Write every record out again exactly as given.

===== Input records =====

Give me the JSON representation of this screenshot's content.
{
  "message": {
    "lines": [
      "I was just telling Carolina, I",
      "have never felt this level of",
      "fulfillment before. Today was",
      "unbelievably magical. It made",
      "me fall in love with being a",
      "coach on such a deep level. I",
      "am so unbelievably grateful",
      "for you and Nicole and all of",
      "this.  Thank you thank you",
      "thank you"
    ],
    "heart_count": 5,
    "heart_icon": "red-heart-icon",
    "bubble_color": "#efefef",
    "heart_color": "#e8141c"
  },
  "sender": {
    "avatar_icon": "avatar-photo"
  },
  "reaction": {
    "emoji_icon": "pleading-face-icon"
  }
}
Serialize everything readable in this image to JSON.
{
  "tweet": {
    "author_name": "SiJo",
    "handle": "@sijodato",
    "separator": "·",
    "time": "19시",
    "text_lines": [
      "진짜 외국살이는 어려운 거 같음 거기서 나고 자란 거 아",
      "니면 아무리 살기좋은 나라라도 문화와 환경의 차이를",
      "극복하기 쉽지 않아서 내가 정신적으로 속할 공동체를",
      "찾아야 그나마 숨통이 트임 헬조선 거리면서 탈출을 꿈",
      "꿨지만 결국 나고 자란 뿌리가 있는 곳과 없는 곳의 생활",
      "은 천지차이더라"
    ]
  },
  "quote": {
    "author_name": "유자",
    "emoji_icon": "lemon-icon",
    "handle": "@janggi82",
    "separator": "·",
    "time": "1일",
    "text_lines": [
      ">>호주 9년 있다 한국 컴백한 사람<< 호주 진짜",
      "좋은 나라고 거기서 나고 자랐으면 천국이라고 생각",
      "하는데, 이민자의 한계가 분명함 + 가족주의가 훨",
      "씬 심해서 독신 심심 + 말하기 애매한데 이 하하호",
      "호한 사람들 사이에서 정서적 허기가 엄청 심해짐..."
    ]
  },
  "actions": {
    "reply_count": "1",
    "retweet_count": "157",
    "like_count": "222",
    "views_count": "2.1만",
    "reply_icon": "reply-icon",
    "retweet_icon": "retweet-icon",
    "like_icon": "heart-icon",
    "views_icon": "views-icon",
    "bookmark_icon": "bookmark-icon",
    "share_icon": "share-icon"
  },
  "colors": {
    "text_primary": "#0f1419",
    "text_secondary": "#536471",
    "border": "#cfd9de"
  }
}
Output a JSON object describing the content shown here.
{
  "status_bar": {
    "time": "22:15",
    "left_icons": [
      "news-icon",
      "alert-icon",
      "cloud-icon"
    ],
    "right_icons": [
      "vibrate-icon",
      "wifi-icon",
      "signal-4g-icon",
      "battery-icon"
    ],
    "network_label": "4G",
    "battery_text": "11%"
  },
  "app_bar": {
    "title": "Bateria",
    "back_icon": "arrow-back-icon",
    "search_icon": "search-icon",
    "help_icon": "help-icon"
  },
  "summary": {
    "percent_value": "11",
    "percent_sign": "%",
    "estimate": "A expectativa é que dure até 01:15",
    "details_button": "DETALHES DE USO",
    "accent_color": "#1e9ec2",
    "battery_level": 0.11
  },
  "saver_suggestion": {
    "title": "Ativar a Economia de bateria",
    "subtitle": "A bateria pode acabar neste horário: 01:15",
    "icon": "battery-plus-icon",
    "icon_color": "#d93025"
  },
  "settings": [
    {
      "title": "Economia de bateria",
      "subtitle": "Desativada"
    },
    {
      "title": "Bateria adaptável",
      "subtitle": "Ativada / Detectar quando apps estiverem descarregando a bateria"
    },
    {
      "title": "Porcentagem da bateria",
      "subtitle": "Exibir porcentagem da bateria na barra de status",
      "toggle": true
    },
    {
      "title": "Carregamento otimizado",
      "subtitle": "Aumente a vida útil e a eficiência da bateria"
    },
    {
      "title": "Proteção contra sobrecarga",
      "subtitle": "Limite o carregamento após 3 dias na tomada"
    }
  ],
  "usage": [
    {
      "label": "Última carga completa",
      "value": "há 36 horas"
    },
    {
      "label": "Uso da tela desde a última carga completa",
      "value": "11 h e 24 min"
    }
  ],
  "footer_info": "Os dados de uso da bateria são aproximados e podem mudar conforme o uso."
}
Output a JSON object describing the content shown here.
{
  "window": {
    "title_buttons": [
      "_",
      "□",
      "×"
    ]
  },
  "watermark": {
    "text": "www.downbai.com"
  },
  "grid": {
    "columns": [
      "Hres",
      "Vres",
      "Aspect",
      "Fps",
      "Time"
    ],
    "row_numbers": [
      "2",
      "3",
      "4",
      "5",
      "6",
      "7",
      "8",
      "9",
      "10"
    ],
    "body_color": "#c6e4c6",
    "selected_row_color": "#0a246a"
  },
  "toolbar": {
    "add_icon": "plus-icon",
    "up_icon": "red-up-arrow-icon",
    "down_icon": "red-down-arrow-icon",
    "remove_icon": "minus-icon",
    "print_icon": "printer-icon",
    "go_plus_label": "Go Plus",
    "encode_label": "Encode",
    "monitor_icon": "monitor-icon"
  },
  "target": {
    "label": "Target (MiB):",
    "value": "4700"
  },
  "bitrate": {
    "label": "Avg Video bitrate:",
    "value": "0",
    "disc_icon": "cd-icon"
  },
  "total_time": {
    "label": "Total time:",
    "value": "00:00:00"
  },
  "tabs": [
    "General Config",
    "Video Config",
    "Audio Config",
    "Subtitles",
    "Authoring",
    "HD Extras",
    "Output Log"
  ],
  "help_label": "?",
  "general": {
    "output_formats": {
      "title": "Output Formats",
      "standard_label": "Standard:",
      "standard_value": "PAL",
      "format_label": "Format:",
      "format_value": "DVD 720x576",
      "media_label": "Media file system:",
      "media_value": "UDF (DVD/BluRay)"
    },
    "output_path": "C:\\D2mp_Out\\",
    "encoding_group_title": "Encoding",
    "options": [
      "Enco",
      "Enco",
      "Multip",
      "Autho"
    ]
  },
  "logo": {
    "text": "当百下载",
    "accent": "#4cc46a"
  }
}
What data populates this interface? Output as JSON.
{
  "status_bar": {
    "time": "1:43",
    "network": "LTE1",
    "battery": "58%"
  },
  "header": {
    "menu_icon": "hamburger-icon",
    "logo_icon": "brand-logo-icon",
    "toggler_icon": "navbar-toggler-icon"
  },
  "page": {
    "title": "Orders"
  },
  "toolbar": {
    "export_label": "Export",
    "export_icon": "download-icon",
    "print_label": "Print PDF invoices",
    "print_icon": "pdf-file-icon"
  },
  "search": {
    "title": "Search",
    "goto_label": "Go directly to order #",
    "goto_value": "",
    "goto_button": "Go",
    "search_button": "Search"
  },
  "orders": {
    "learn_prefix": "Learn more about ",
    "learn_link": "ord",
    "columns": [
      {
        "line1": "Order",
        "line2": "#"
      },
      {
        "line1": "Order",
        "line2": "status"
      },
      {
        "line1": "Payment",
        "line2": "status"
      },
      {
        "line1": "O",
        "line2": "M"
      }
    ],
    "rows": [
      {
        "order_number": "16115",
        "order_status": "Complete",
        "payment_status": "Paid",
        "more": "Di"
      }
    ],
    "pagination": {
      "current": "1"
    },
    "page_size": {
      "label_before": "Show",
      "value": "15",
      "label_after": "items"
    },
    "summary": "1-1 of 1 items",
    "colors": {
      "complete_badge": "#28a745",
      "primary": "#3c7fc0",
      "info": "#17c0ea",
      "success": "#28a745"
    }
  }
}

=====

▶ Result of the exercise:
Give me the JSON representation of this screenshot's content.
{
  "message": {
    "lines": [
      "I was just telling Carolina, I",
      "have never felt this level of",
      "fulfillment before. Today was",
      "unbelievably magical. It made",
      "me fall in love with being a",
      "coach on such a deep level. I",
      "am so unbelievably grateful",
      "for you and Nicole and all of",
      "this.  Thank you thank you",
      "thank you"
    ],
    "heart_count": 5,
    "heart_icon": "red-heart-icon",
    "bubble_color": "#efefef",
    "heart_color": "#e8141c"
  },
  "sender": {
    "avatar_icon": "avatar-photo"
  },
  "reaction": {
    "emoji_icon": "pleading-face-icon"
  }
}
Serialize everything readable in this image to JSON.
{
  "tweet": {
    "author_name": "SiJo",
    "handle": "@sijodato",
    "separator": "·",
    "time": "19시",
    "text_lines": [
      "진짜 외국살이는 어려운 거 같음 거기서 나고 자란 거 아",
      "니면 아무리 살기좋은 나라라도 문화와 환경의 차이를",
      "극복하기 쉽지 않아서 내가 정신적으로 속할 공동체를",
      "찾아야 그나마 숨통이 트임 헬조선 거리면서 탈출을 꿈",
      "꿨지만 결국 나고 자란 뿌리가 있는 곳과 없는 곳의 생활",
      "은 천지차이더라"
    ]
  },
  "quote": {
    "author_name": "유자",
    "emoji_icon": "lemon-icon",
    "handle": "@janggi82",
    "separator": "·",
    "time": "1일",
    "text_lines": [
      ">>호주 9년 있다 한국 컴백한 사람<< 호주 진짜",
      "좋은 나라고 거기서 나고 자랐으면 천국이라고 생각",
      "하는데, 이민자의 한계가 분명함 + 가족주의가 훨",
      "씬 심해서 독신 심심 + 말하기 애매한데 이 하하호",
      "호한 사람들 사이에서 정서적 허기가 엄청 심해짐..."
    ]
  },
  "actions": {
    "reply_count": "1",
    "retweet_count": "157",
    "like_count": "222",
    "views_count": "2.1만",
    "reply_icon": "reply-icon",
    "retweet_icon": "retweet-icon",
    "like_icon": "heart-icon",
    "views_icon": "views-icon",
    "bookmark_icon": "bookmark-icon",
    "share_icon": "share-icon"
  },
  "colors": {
    "text_primary": "#0f1419",
    "text_secondary": "#536471",
    "border": "#cfd9de"
  }
}
Output a JSON object describing the content shown here.
{
  "status_bar": {
    "time": "22:15",
    "left_icons": [
      "news-icon",
      "alert-icon",
      "cloud-icon"
    ],
    "right_icons": [
      "vibrate-icon",
      "wifi-icon",
      "signal-4g-icon",
      "battery-icon"
    ],
    "network_label": "4G",
    "battery_text": "11%"
  },
  "app_bar": {
    "title": "Bateria",
    "back_icon": "arrow-back-icon",
    "search_icon": "search-icon",
    "help_icon": "help-icon"
  },
  "summary": {
    "percent_value": "11",
    "percent_sign": "%",
    "estimate": "A expectativa é que dure até 01:15",
    "details_button": "DETALHES DE USO",
    "accent_color": "#1e9ec2",
    "battery_level": 0.11
  },
  "saver_suggestion": {
    "title": "Ativar a Economia de bateria",
    "subtitle": "A bateria pode acabar neste horário: 01:15",
    "icon": "battery-plus-icon",
    "icon_color": "#d93025"
  },
  "settings": [
    {
      "title": "Economia de bateria",
      "subtitle": "Desativada"
    },
    {
      "title": "Bateria adaptável",
      "subtitle": "Ativada / Detectar quando apps estiverem descarregando a bateria"
    },
    {
      "title": "Porcentagem da bateria",
      "subtitle": "Exibir porcentagem da bateria na barra de status",
      "toggle": true
    },
    {
      "title": "Carregamento otimizado",
      "subtitle": "Aumente a vida útil e a eficiência da bateria"
    },
    {
      "title": "Proteção contra sobrecarga",
      "subtitle": "Limite o carregamento após 3 dias na tomada"
    }
  ],
  "usage": [
    {
      "label": "Última carga completa",
      "value": "há 36 horas"
    },
    {
      "label": "Uso da tela desde a última carga completa",
      "value": "11 h e 24 min"
    }
  ],
  "footer_info": "Os dados de uso da bateria são aproximados e podem mudar conforme o uso."
}
Output a JSON object describing the content shown here.
{
  "window": {
    "title_buttons": [
      "_",
      "□",
      "×"
    ]
  },
  "watermark": {
    "text": "www.downbai.com"
  },
  "grid": {
    "columns": [
      "Hres",
      "Vres",
      "Aspect",
      "Fps",
      "Time"
    ],
    "row_numbers": [
      "2",
      "3",
      "4",
      "5",
      "6",
      "7",
      "8",
      "9",
      "10"
    ],
    "body_color": "#c6e4c6",
    "selected_row_color": "#0a246a"
  },
  "toolbar": {
    "add_icon": "plus-icon",
    "up_icon": "red-up-arrow-icon",
    "down_icon": "red-down-arrow-icon",
    "remove_icon": "minus-icon",
    "print_icon": "printer-icon",
    "go_plus_label": "Go Plus",
    "encode_label": "Encode",
    "monitor_icon": "monitor-icon"
  },
  "target": {
    "label": "Target (MiB):",
    "value": "4700"
  },
  "bitrate": {
    "label": "Avg Video bitrate:",
    "value": "0",
    "disc_icon": "cd-icon"
  },
  "total_time": {
    "label": "Total time:",
    "value": "00:00:00"
  },
  "tabs": [
    "General Config",
    "Video Config",
    "Audio Config",
    "Subtitles",
    "Authoring",
    "HD Extras",
    "Output Log"
  ],
  "help_label": "?",
  "general": {
    "output_formats": {
      "title": "Output Formats",
      "standard_label": "Standard:",
      "standard_value": "PAL",
      "format_label": "Format:",
      "format_value": "DVD 720x576",
      "media_label": "Media file system:",
      "media_value": "UDF (DVD/BluRay)"
    },
    "output_path": "C:\\D2mp_Out\\",
    "encoding_group_title": "Encoding",
    "options": [
      "Enco",
      "Enco",
      "Multip",
      "Autho"
    ]
  },
  "logo": {
    "text": "当百下载",
    "accent": "#4cc46a"
  }
}
What data populates this interface? Output as JSON.
{
  "status_bar": {
    "time": "1:43",
    "network": "LTE1",
    "battery": "58%"
  },
  "header": {
    "menu_icon": "hamburger-icon",
    "logo_icon": "brand-logo-icon",
    "toggler_icon": "navbar-toggler-icon"
  },
  "page": {
    "title": "Orders"
  },
  "toolbar": {
    "export_label": "Export",
    "export_icon": "download-icon",
    "print_label": "Print PDF invoices",
    "print_icon": "pdf-file-icon"
  },
  "search": {
    "title": "Search",
    "goto_label": "Go directly to order #",
    "goto_value": "",
    "goto_button": "Go",
    "search_button": "Search"
  },
  "orders": {
    "learn_prefix": "Learn more about ",
    "learn_link": "ord",
    "columns": [
      {
        "line1": "Order",
        "line2": "#"
      },
      {
        "line1": "Order",
        "line2": "status"
      },
      {
        "line1": "Payment",
        "line2": "status"
      },
      {
        "line1": "O",
        "line2": "M"
      }
    ],
    "rows": [
      {
        "order_number": "16115",
        "order_status": "Complete",
        "payment_status": "Paid",
        "more": "Di"
      }
    ],
    "pagination": {
      "current": "1"
    },
    "page_size": {
      "label_before": "Show",
      "value": "15",
      "label_after": "items"
    },
    "summary": "1-1 of 1 items",
    "colors": {
      "complete_badge": "#28a745",
      "primary": "#3c7fc0",
      "info": "#17c0ea",
      "success": "#28a745"
    }
  }
}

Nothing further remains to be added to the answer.